* Input records:

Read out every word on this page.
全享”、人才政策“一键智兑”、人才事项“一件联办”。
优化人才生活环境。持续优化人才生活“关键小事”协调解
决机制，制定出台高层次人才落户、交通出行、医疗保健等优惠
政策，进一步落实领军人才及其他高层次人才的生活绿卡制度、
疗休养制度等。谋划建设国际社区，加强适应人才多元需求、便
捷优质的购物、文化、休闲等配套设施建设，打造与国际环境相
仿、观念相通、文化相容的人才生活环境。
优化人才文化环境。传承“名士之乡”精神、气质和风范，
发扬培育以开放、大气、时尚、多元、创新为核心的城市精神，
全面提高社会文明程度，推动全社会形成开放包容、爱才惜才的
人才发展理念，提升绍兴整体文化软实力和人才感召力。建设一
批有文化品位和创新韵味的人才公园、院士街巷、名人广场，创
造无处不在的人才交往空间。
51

* Instructions to follow:
Extract each record, keeping it identical to the original.

* Output of the exercise:
Read out every word on this page.
全享”、人才政策“一键智兑”、人才事项“一件联办”。
优化人才生活环境。持续优化人才生活“关键小事”协调解
决机制，制定出台高层次人才落户、交通出行、医疗保健等优惠
政策，进一步落实领军人才及其他高层次人才的生活绿卡制度、
疗休养制度等。谋划建设国际社区，加强适应人才多元需求、便
捷优质的购物、文化、休闲等配套设施建设，打造与国际环境相
仿、观念相通、文化相容的人才生活环境。
优化人才文化环境。传承“名士之乡”精神、气质和风范，
发扬培育以开放、大气、时尚、多元、创新为核心的城市精神，
全面提高社会文明程度，推动全社会形成开放包容、爱才惜才的
人才发展理念，提升绍兴整体文化软实力和人才感召力。建设一
批有文化品位和创新韵味的人才公园、院士街巷、名人广场，创
造无处不在的人才交往空间。
51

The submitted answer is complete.